** START OF EXTRACTED MATERIAL **

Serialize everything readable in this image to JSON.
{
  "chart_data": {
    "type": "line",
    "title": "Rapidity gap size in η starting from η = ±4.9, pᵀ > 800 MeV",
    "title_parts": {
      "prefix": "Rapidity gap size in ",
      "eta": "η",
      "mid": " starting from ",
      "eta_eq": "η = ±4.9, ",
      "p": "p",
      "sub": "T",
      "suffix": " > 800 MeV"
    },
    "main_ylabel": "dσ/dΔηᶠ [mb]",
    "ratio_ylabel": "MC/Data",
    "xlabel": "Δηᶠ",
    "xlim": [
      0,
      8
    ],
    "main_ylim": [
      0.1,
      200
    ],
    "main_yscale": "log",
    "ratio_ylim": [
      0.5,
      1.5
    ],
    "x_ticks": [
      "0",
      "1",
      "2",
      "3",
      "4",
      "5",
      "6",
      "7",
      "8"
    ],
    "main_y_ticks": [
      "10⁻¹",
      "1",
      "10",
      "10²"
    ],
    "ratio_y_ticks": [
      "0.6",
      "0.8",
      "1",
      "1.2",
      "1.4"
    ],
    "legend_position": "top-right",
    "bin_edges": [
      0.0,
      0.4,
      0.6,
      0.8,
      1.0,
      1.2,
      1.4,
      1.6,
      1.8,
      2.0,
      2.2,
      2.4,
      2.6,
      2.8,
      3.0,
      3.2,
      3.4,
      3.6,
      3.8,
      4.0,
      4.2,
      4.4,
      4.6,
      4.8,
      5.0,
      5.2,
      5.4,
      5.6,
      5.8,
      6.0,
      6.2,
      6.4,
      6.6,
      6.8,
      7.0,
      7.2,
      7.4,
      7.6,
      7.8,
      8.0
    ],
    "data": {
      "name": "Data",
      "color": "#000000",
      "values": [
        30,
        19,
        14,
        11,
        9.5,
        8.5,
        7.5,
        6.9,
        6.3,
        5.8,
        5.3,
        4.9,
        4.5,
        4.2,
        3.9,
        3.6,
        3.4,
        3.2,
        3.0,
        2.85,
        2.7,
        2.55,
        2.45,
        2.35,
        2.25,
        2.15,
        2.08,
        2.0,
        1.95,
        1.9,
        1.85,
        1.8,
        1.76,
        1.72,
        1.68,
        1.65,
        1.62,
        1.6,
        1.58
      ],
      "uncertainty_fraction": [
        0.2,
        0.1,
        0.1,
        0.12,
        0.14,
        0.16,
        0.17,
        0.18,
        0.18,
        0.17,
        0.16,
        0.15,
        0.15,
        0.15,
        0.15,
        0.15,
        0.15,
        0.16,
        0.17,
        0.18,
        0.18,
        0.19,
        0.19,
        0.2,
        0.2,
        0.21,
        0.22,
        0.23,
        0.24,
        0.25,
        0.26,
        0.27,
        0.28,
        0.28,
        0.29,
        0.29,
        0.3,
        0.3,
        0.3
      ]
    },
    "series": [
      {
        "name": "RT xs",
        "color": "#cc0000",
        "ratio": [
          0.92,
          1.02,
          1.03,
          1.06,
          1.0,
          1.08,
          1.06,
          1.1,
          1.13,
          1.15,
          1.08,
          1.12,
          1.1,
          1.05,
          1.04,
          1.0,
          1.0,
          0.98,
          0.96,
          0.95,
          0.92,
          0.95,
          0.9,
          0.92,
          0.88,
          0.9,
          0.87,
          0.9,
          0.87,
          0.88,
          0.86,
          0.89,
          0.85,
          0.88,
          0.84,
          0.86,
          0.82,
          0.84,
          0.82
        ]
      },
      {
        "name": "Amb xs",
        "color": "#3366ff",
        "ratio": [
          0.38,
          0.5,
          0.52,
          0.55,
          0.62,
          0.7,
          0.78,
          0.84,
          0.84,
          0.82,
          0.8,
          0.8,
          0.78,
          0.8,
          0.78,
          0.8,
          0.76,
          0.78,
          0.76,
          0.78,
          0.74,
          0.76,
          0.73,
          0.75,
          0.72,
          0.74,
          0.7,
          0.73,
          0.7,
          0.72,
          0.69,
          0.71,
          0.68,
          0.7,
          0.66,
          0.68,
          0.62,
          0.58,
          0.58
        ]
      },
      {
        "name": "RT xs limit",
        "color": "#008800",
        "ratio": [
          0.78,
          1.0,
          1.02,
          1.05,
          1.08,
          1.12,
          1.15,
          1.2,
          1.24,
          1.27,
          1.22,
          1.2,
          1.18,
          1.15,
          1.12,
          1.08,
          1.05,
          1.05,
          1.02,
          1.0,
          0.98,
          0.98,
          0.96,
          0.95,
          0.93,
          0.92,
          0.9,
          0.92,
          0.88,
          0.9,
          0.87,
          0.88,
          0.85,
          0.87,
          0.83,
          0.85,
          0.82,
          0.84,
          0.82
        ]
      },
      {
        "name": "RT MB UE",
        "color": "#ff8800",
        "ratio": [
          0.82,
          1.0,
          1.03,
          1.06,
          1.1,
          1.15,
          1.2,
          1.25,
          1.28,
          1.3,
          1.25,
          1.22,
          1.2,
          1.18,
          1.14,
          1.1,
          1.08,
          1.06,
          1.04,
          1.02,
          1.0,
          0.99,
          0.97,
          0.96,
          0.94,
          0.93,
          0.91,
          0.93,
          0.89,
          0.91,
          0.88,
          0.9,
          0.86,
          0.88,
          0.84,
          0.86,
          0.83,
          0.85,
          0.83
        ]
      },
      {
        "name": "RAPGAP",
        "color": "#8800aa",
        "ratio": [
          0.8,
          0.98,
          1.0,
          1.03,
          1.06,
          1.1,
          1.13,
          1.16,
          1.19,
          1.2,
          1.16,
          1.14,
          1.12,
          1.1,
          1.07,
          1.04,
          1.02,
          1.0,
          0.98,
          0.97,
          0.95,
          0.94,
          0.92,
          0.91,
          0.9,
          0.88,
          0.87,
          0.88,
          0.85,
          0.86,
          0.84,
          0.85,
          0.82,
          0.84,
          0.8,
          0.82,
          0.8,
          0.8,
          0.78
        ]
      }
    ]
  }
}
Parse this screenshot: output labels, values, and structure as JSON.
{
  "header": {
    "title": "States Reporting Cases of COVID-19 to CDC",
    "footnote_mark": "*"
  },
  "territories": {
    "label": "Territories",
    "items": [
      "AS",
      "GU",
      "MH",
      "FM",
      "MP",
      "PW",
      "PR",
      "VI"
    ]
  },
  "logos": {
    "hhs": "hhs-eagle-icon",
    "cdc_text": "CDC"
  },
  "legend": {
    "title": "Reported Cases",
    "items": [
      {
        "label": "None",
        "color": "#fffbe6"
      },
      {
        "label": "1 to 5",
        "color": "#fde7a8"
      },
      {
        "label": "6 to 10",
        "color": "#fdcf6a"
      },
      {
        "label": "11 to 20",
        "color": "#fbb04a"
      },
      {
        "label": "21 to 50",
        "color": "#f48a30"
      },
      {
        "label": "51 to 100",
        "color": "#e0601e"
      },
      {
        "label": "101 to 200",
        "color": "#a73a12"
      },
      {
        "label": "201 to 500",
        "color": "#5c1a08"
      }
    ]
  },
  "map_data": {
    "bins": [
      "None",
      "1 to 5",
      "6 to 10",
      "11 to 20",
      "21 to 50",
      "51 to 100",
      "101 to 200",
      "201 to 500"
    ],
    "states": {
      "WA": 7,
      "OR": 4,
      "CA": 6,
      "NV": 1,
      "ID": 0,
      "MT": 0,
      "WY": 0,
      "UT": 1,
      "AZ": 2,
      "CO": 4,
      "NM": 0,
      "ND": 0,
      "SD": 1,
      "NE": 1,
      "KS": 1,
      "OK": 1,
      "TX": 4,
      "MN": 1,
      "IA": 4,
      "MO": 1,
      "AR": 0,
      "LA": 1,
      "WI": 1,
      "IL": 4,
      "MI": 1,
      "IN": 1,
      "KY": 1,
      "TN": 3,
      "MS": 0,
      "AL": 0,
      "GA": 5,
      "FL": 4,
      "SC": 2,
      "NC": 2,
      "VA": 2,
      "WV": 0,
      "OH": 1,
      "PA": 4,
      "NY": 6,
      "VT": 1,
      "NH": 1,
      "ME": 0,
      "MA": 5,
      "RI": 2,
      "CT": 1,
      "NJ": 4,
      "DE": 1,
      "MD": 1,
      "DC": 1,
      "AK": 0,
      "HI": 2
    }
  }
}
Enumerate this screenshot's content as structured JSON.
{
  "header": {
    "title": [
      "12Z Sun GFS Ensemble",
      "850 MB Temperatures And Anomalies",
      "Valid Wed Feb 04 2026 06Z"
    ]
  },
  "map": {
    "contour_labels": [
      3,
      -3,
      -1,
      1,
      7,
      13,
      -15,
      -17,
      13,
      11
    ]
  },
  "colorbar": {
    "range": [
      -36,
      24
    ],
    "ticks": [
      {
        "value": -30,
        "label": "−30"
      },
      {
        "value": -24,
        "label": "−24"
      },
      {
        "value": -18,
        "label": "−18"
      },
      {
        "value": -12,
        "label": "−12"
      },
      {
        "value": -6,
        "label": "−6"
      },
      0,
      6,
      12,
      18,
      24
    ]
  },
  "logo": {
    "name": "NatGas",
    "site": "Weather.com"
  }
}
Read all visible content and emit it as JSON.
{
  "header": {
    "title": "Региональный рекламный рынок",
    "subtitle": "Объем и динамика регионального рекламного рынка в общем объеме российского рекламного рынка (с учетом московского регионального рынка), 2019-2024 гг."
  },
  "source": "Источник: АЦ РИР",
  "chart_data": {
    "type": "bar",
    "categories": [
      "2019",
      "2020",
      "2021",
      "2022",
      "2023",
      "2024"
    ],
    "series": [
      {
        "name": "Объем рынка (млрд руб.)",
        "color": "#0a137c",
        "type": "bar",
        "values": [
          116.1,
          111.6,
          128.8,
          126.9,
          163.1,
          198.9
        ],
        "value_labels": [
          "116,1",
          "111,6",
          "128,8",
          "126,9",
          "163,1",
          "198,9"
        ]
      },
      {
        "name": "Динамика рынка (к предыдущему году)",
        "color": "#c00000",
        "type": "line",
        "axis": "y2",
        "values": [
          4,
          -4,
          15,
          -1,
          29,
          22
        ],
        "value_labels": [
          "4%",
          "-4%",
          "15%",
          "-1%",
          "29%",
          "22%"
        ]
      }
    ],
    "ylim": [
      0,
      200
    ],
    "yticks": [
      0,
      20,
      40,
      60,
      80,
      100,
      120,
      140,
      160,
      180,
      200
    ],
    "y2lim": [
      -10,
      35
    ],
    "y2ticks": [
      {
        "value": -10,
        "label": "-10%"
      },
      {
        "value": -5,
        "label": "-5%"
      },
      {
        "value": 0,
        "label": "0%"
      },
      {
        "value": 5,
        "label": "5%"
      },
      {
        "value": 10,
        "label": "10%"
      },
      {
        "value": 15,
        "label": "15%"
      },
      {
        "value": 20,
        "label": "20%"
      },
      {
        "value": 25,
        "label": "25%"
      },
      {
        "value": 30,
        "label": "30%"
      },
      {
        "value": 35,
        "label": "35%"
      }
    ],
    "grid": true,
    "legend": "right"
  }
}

** END OF EXTRACTED MATERIAL **

Identify each line in the entries with the word "right" and copy it.

    "legend_position": "top-right",
    "legend": "right"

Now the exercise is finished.